Repeat the listing word for word. No pictures belong in the copy.

++++++++++

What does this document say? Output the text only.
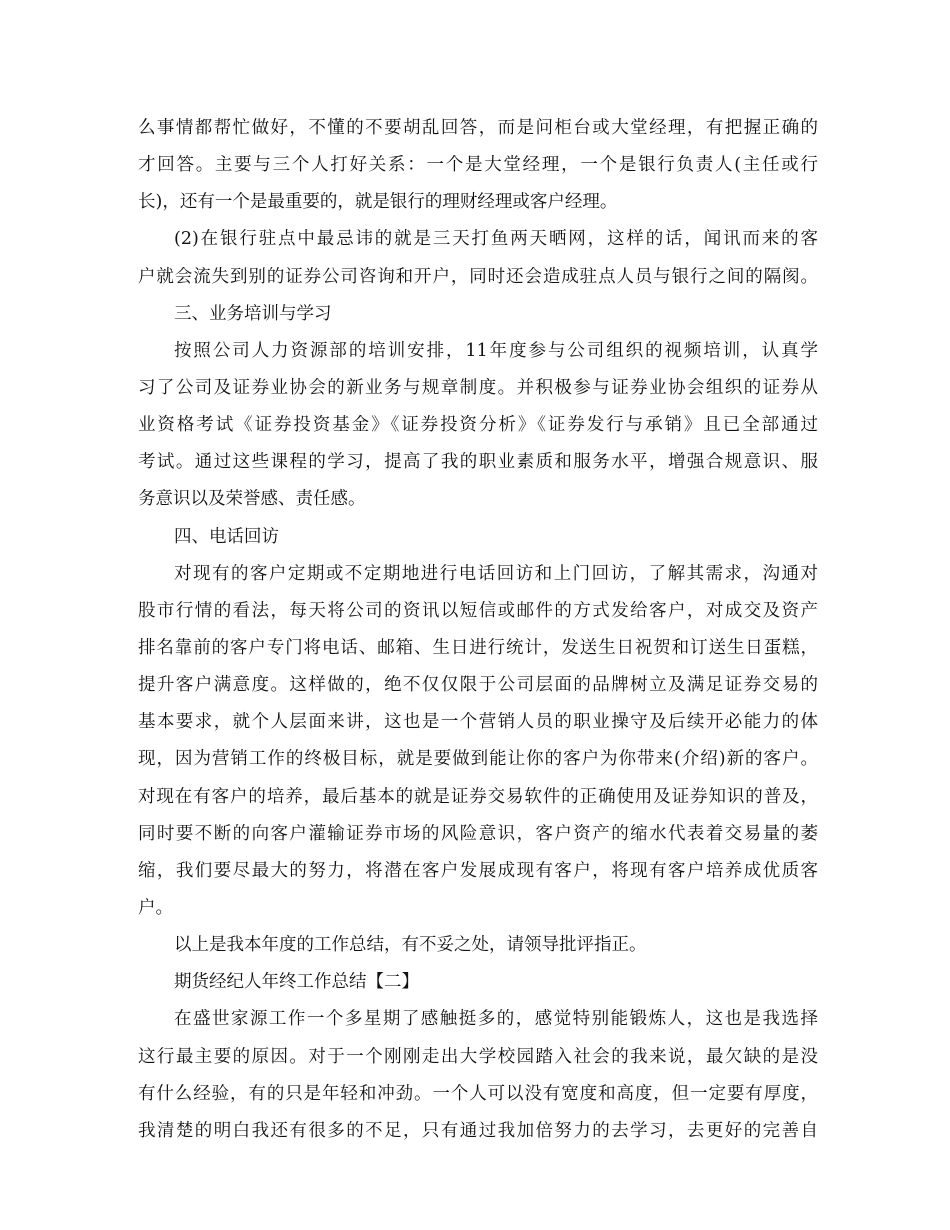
么事情都帮忙做好，不懂的不要胡乱回答，而是问柜台或大堂经理，有把握正确的
才回答。主要与三个人打好关系：一个是大堂经理，一个是银行负责人(主任或行
长)，还有一个是最重要的，就是银行的理财经理或客户经理。
(2)在银行驻点中最忌讳的就是三天打鱼两天晒网，这样的话，闻讯而来的客
户就会流失到别的证券公司咨询和开户，同时还会造成驻点人员与银行之间的隔阂。
三、业务培训与学习
按照公司人力资源部的培训安排，11年度参与公司组织的视频培训，认真学
习了公司及证券业协会的新业务与规章制度。并积极参与证券业协会组织的证券从
业资格考试《证券投资基金》《证券投资分析》《证券发行与承销》且已全部通过
考试。通过这些课程的学习，提高了我的职业素质和服务水平，增强合规意识、服
务意识以及荣誉感、责任感。
四、电话回访
对现有的客户定期或不定期地进行电话回访和上门回访，了解其需求，沟通对
股市行情的看法，每天将公司的资讯以短信或邮件的方式发给客户，对成交及资产
排名靠前的客户专门将电话、邮箱、生日进行统计，发送生日祝贺和订送生日蛋糕，
提升客户满意度。这样做的，绝不仅仅限于公司层面的品牌树立及满足证券交易的
基本要求，就个人层面来讲，这也是一个营销人员的职业操守及后续开必能力的体
现，因为营销工作的终极目标，就是要做到能让你的客户为你带来(介绍)新的客户。
对现在有客户的培养，最后基本的就是证券交易软件的正确使用及证券知识的普及，
同时要不断的向客户灌输证券市场的风险意识，客户资产的缩水代表着交易量的萎
缩，我们要尽最大的努力，将潜在客户发展成现有客户，将现有客户培养成优质客
户。
以上是我本年度的工作总结，有不妥之处，请领导批评指正。
期货经纪人年终工作总结【二】
在盛世家源工作一个多星期了感触挺多的，感觉特别能锻炼人，这也是我选择
这行最主要的原因。对于一个刚刚走出大学校园踏入社会的我来说，最欠缺的是没
有什么经验，有的只是年轻和冲劲。一个人可以没有宽度和高度，但一定要有厚度，
我清楚的明白我还有很多的不足，只有通过我加倍努力的去学习，去更好的完善自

++++++++++

◆ **Written answer**
What does this document say? Output the text only.
么事情都帮忙做好，不懂的不要胡乱回答，而是问柜台或大堂经理，有把握正确的
才回答。主要与三个人打好关系：一个是大堂经理，一个是银行负责人(主任或行
长)，还有一个是最重要的，就是银行的理财经理或客户经理。
(2)在银行驻点中最忌讳的就是三天打鱼两天晒网，这样的话，闻讯而来的客
户就会流失到别的证券公司咨询和开户，同时还会造成驻点人员与银行之间的隔阂。
三、业务培训与学习
按照公司人力资源部的培训安排，11年度参与公司组织的视频培训，认真学
习了公司及证券业协会的新业务与规章制度。并积极参与证券业协会组织的证券从
业资格考试《证券投资基金》《证券投资分析》《证券发行与承销》且已全部通过
考试。通过这些课程的学习，提高了我的职业素质和服务水平，增强合规意识、服
务意识以及荣誉感、责任感。
四、电话回访
对现有的客户定期或不定期地进行电话回访和上门回访，了解其需求，沟通对
股市行情的看法，每天将公司的资讯以短信或邮件的方式发给客户，对成交及资产
排名靠前的客户专门将电话、邮箱、生日进行统计，发送生日祝贺和订送生日蛋糕，
提升客户满意度。这样做的，绝不仅仅限于公司层面的品牌树立及满足证券交易的
基本要求，就个人层面来讲，这也是一个营销人员的职业操守及后续开必能力的体
现，因为营销工作的终极目标，就是要做到能让你的客户为你带来(介绍)新的客户。
对现在有客户的培养，最后基本的就是证券交易软件的正确使用及证券知识的普及，
同时要不断的向客户灌输证券市场的风险意识，客户资产的缩水代表着交易量的萎
缩，我们要尽最大的努力，将潜在客户发展成现有客户，将现有客户培养成优质客
户。
以上是我本年度的工作总结，有不妥之处，请领导批评指正。
期货经纪人年终工作总结【二】
在盛世家源工作一个多星期了感触挺多的，感觉特别能锻炼人，这也是我选择
这行最主要的原因。对于一个刚刚走出大学校园踏入社会的我来说，最欠缺的是没
有什么经验，有的只是年轻和冲劲。一个人可以没有宽度和高度，但一定要有厚度，
我清楚的明白我还有很多的不足，只有通过我加倍努力的去学习，去更好的完善自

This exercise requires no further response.